Problem statement » Repeat the lines from the one containing "table-row: HIPS(IN.) 33-35.5" down to the one containing "measurement-cell: 36 <box>507 892", including both.

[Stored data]
+ + + + + + +

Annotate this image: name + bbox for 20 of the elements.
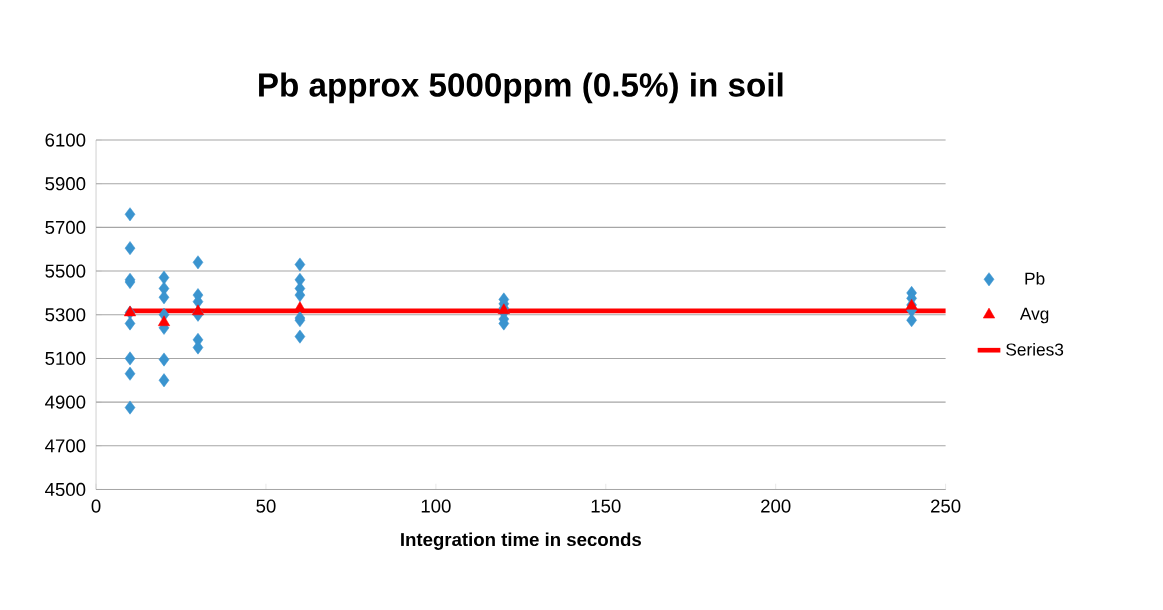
y-tick-label: 5100 <box>45 352 86 366</box>
legend-label: Series3 <box>1006 343 1064 356</box>
y-tick-label: 4700 <box>45 439 86 453</box>
y-tick-label: 5500 <box>45 264 86 278</box>
x-tick-label: 250 <box>931 499 961 513</box>
x-tick-label: 150 <box>591 499 621 513</box>
y-tick-label: 5300 <box>45 308 86 322</box>
x-axis-title: Integration time in seconds <box>401 532 641 551</box>
y-tick-label: 6100 <box>45 133 86 147</box>
y-tick-label: 5700 <box>45 221 86 235</box>
x-tick-label: 200 <box>761 499 791 513</box>
y-tick-label: 5900 <box>45 177 86 191</box>
chart-title: Pb approx 5000ppm (0.5%) in soil <box>259 72 783 104</box>
x-tick-label: 100 <box>421 499 451 513</box>
legend-label: Avg <box>1019 308 1049 324</box>
y-tick-label: 4900 <box>45 395 86 409</box>
y-tick-label: 4500 <box>45 483 86 497</box>
x-tick-label: 50 <box>256 499 276 513</box>
x-tick-label: 0 <box>91 499 101 513</box>
legend-label: Pb <box>1025 272 1045 285</box>
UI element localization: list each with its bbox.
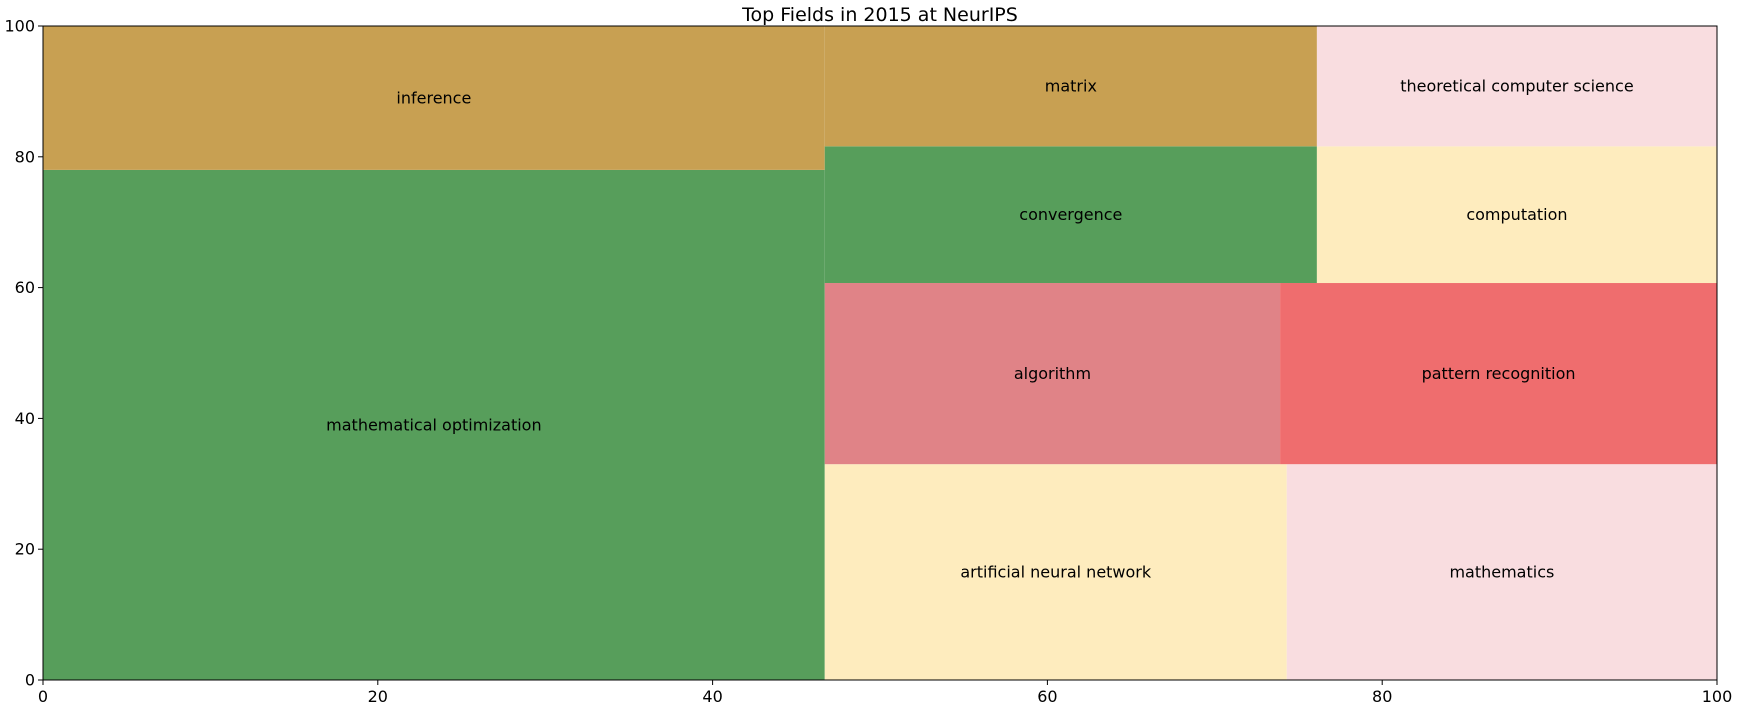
cell-label-inference: inference — [396, 88, 471, 107]
treemap-cell-theoretical-computer-science — [1316, 26, 1717, 147]
y-tick-label: 0 — [25, 671, 35, 690]
cell-label-artificial-neural-network: artificial neural network — [960, 563, 1152, 582]
y-tick-label: 80 — [15, 147, 35, 166]
x-tick-label: 20 — [368, 687, 388, 706]
treemap-cell-mathematical-optimization — [43, 169, 825, 680]
treemap-cell-mathematics — [1286, 464, 1717, 680]
treemap-cell-computation — [1316, 146, 1717, 284]
cell-label-convergence: convergence — [1019, 205, 1122, 224]
cell-label-mathematical-optimization: mathematical optimization — [326, 415, 541, 434]
treemap-cell-pattern-recognition — [1280, 283, 1717, 465]
cell-label-pattern-recognition: pattern recognition — [1422, 364, 1576, 383]
cell-label-matrix: matrix — [1045, 77, 1097, 96]
y-tick-label: 100 — [4, 17, 35, 36]
x-tick-label: 80 — [1372, 687, 1392, 706]
treemap-cell-matrix — [824, 26, 1317, 147]
x-tick-label: 0 — [38, 687, 48, 706]
plot-frame — [42, 25, 1718, 681]
y-tick-label: 60 — [15, 278, 35, 297]
x-tick-label: 100 — [1702, 687, 1733, 706]
chart-title: Top Fields in 2015 at NeurIPS — [741, 4, 1018, 26]
treemap-cell-algorithm — [824, 283, 1281, 465]
x-tick-label: 40 — [702, 687, 722, 706]
x-tick-label: 60 — [1037, 687, 1057, 706]
treemap-cell-artificial-neural-network — [824, 464, 1287, 680]
cell-label-computation: computation — [1466, 205, 1567, 224]
cell-label-theoretical-computer-science: theoretical computer science — [1400, 77, 1633, 96]
treemap-cell-inference — [43, 26, 825, 170]
cell-label-algorithm: algorithm — [1014, 364, 1091, 383]
y-tick-label: 40 — [15, 409, 35, 428]
cell-label-mathematics: mathematics — [1449, 563, 1554, 582]
y-tick-label: 20 — [15, 540, 35, 559]
treemap-cell-convergence — [824, 146, 1317, 284]
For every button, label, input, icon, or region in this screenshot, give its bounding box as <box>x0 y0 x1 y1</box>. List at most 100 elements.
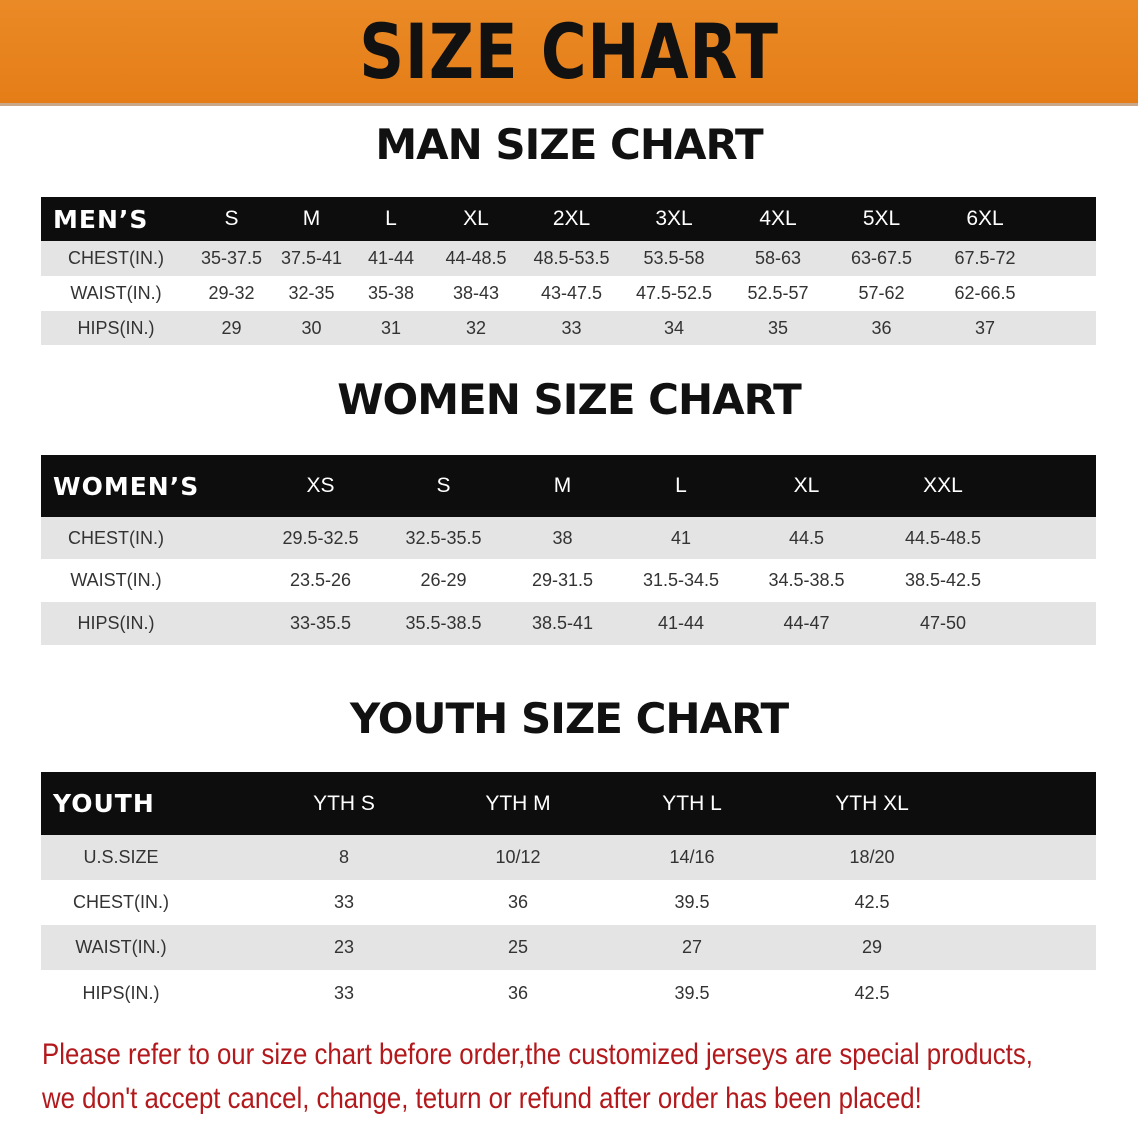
table-row: HIPS(IN.) 33-35.5 35.5-38.5 38.5-41 41-44 44-… <box>41 602 1096 645</box>
size-header-cell: S <box>436 474 451 497</box>
measurement-cell: 23 <box>333 937 355 957</box>
table-row: CHEST(IN.) 33 36 39.5 42.5 <box>41 880 1096 925</box>
row-label: U.S.SIZE <box>83 847 159 867</box>
measurement-cell: 26-29 <box>420 570 467 590</box>
measurement-cell: 29-31.5 <box>531 570 594 590</box>
measurement-cell: 36 <box>871 317 892 338</box>
measurement-cell: 14/16 <box>669 847 715 867</box>
measurement-cell: 33 <box>561 317 582 338</box>
measurement-cell: 29 <box>221 317 242 338</box>
measurement-cell: 42.5 <box>854 982 890 1003</box>
measurement-cell: 32 <box>465 317 487 338</box>
measurement-cell: 43-47.5 <box>540 283 603 303</box>
size-header-cell: YTH M <box>485 791 551 815</box>
measurement-cell: 37 <box>974 317 996 338</box>
size-header-cell: L <box>675 474 687 497</box>
measurement-cell: 41-44 <box>367 248 415 268</box>
row-label: WAIST(IN.) <box>75 937 167 957</box>
row-label: WAIST(IN.) <box>70 283 162 303</box>
measurement-cell: 44.5 <box>788 527 825 548</box>
table-header-row: MEN’S S M L XL 2XL 3XL 4XL 5XL 6XL <box>41 197 1096 241</box>
measurement-cell: 44-47 <box>783 613 830 633</box>
size-header-cell: 6XL <box>966 207 1004 230</box>
table-header-row: WOMEN’S XS S M L XL XXL <box>41 455 1096 517</box>
measurement-cell: 34 <box>663 317 685 338</box>
table-row: WAIST(IN.) 29-32 32-35 35-38 38-43 43-47.5 47.… <box>41 276 1096 311</box>
measurement-cell: 33 <box>333 892 355 912</box>
men-size-table: MEN’S S M L XL 2XL 3XL 4XL 5XL 6XL CHEST(IN.) 35-37… <box>41 197 1096 345</box>
measurement-cell: 52.5-57 <box>747 283 809 303</box>
table-title-cell: WOMEN’S <box>53 471 200 501</box>
size-header-cell: XL <box>793 474 820 497</box>
measurement-cell: 32.5-35.5 <box>405 527 482 548</box>
measurement-cell: 41 <box>670 527 692 548</box>
measurement-cell: 29.5-32.5 <box>282 527 359 548</box>
measurement-cell: 31.5-34.5 <box>642 570 720 590</box>
measurement-cell: 36 <box>507 892 529 912</box>
measurement-cell: 57-62 <box>858 283 905 303</box>
measurement-cell: 47-50 <box>919 613 967 633</box>
measurement-cell: 34.5-38.5 <box>768 570 845 590</box>
row-label: CHEST(IN.) <box>68 248 164 268</box>
table-row: WAIST(IN.) 23.5-26 26-29 29-31.5 31.5-34.5 34… <box>41 559 1096 602</box>
measurement-cell: 32-35 <box>288 283 335 303</box>
table-row: HIPS(IN.) 33 36 39.5 42.5 <box>41 970 1096 1016</box>
measurement-cell: 38 <box>552 527 573 548</box>
measurement-cell: 67.5-72 <box>954 248 1016 268</box>
measurement-cell: 30 <box>301 317 322 338</box>
measurement-cell: 53.5-58 <box>643 248 705 268</box>
size-header-cell: YTH L <box>662 791 722 815</box>
row-label: CHEST(IN.) <box>68 527 164 548</box>
measurement-cell: 36 <box>507 982 529 1003</box>
youth-section-title: YOUTH SIZE CHART <box>349 694 789 743</box>
size-header-cell: 4XL <box>759 207 797 230</box>
measurement-cell: 23.5-26 <box>289 570 352 590</box>
measurement-cell: 42.5 <box>854 892 890 912</box>
measurement-cell: 47.5-52.5 <box>635 283 713 303</box>
size-header-cell: L <box>385 207 397 230</box>
banner-title: SIZE CHART <box>359 7 779 96</box>
measurement-cell: 44-48.5 <box>445 248 507 268</box>
measurement-cell: 29 <box>861 937 883 957</box>
measurement-cell: 44.5-48.5 <box>904 527 982 548</box>
size-header-cell: 5XL <box>862 207 901 230</box>
table-row: WAIST(IN.) 23 25 27 29 <box>41 925 1096 970</box>
measurement-cell: 38.5-41 <box>531 613 594 633</box>
measurement-cell: 31 <box>380 317 402 338</box>
table-row: CHEST(IN.) 35-37.5 37.5-41 41-44 44-48.5 48.5… <box>41 241 1096 276</box>
youth-size-table: YOUTH YTH S YTH M YTH L YTH XL U.S.SIZE 8 10/12… <box>41 772 1096 1016</box>
measurement-cell: 58-63 <box>754 248 802 268</box>
size-header-cell: M <box>553 474 572 497</box>
measurement-cell: 63-67.5 <box>850 248 913 268</box>
size-header-cell: M <box>302 207 321 230</box>
row-label: HIPS(IN.) <box>77 613 155 633</box>
measurement-cell: 62-66.5 <box>954 283 1016 303</box>
size-header-cell: 2XL <box>552 207 591 230</box>
row-label: HIPS(IN.) <box>82 982 160 1003</box>
policy-note-line-2: we don't accept cancel, change, teturn o… <box>42 1082 922 1115</box>
size-header-cell: 3XL <box>655 207 693 230</box>
size-header-cell: YTH XL <box>835 791 909 815</box>
measurement-cell: 33 <box>333 982 355 1003</box>
measurement-cell: 37.5-41 <box>280 248 343 268</box>
size-header-cell: XXL <box>923 474 963 497</box>
measurement-cell: 35-38 <box>367 283 415 303</box>
size-header-cell: YTH S <box>313 791 375 815</box>
table-title-cell: YOUTH <box>53 789 155 818</box>
row-label: CHEST(IN.) <box>73 892 169 912</box>
measurement-cell: 25 <box>507 937 529 957</box>
banner: SIZE CHART <box>0 0 1138 106</box>
table-row: CHEST(IN.) 29.5-32.5 32.5-35.5 38 41 44.5 44.5… <box>41 517 1096 559</box>
size-header-cell: XS <box>306 474 335 497</box>
measurement-cell: 33-35.5 <box>289 613 352 633</box>
measurement-cell: 41-44 <box>657 613 705 633</box>
men-section-title: MAN SIZE CHART <box>375 120 763 169</box>
measurement-cell: 38.5-42.5 <box>904 570 982 590</box>
measurement-cell: 48.5-53.5 <box>533 248 610 268</box>
table-row: U.S.SIZE 8 10/12 14/16 18/20 <box>41 835 1096 880</box>
row-label: WAIST(IN.) <box>70 570 162 590</box>
women-size-table: WOMEN’S XS S M L XL XXL CHEST(IN.) 29.5-32.5 32.5… <box>41 455 1096 645</box>
measurement-cell: 18/20 <box>849 847 895 867</box>
measurement-cell: 39.5 <box>674 982 710 1003</box>
row-label: HIPS(IN.) <box>77 317 155 338</box>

+ + + + + + +

Exercise result »
table-row: HIPS(IN.) 33-35.5 35.5-38.5 38.5-41 41-44 44-… <box>41 602 1096 645</box>
size-header-cell: S <box>436 474 451 497</box>
measurement-cell: 23 <box>333 937 355 957</box>
table-row: CHEST(IN.) 33 36 39.5 42.5 <box>41 880 1096 925</box>
row-label: U.S.SIZE <box>83 847 159 867</box>
measurement-cell: 26-29 <box>420 570 467 590</box>
measurement-cell: 29-31.5 <box>531 570 594 590</box>
measurement-cell: 36 <box>871 317 892 338</box>
measurement-cell: 14/16 <box>669 847 715 867</box>
measurement-cell: 33 <box>561 317 582 338</box>
measurement-cell: 29 <box>221 317 242 338</box>
measurement-cell: 42.5 <box>854 982 890 1003</box>
measurement-cell: 32 <box>465 317 487 338</box>
measurement-cell: 43-47.5 <box>540 283 603 303</box>
size-header-cell: YTH M <box>485 791 551 815</box>
measurement-cell: 37 <box>974 317 996 338</box>
size-header-cell: L <box>675 474 687 497</box>
measurement-cell: 41-44 <box>367 248 415 268</box>
row-label: WAIST(IN.) <box>75 937 167 957</box>
row-label: WAIST(IN.) <box>70 283 162 303</box>
measurement-cell: 44.5 <box>788 527 825 548</box>
table-header-row: MEN’S S M L XL 2XL 3XL 4XL 5XL 6XL <box>41 197 1096 241</box>
measurement-cell: 44-47 <box>783 613 830 633</box>
size-header-cell: 6XL <box>966 207 1004 230</box>
table-header-row: WOMEN’S XS S M L XL XXL <box>41 455 1096 517</box>
measurement-cell: 34 <box>663 317 685 338</box>
table-row: WAIST(IN.) 29-32 32-35 35-38 38-43 43-47.5 47.… <box>41 276 1096 311</box>
measurement-cell: 33 <box>333 892 355 912</box>
men-size-table: MEN’S S M L XL 2XL 3XL 4XL 5XL 6XL CHEST(IN.) 35-37… <box>41 197 1096 345</box>
measurement-cell: 52.5-57 <box>747 283 809 303</box>
table-title-cell: WOMEN’S <box>53 471 200 501</box>
size-header-cell: XL <box>793 474 820 497</box>
measurement-cell: 32.5-35.5 <box>405 527 482 548</box>
measurement-cell: 41 <box>670 527 692 548</box>
measurement-cell: 29.5-32.5 <box>282 527 359 548</box>
measurement-cell: 31.5-34.5 <box>642 570 720 590</box>
measurement-cell: 36 <box>507 892 529 912</box>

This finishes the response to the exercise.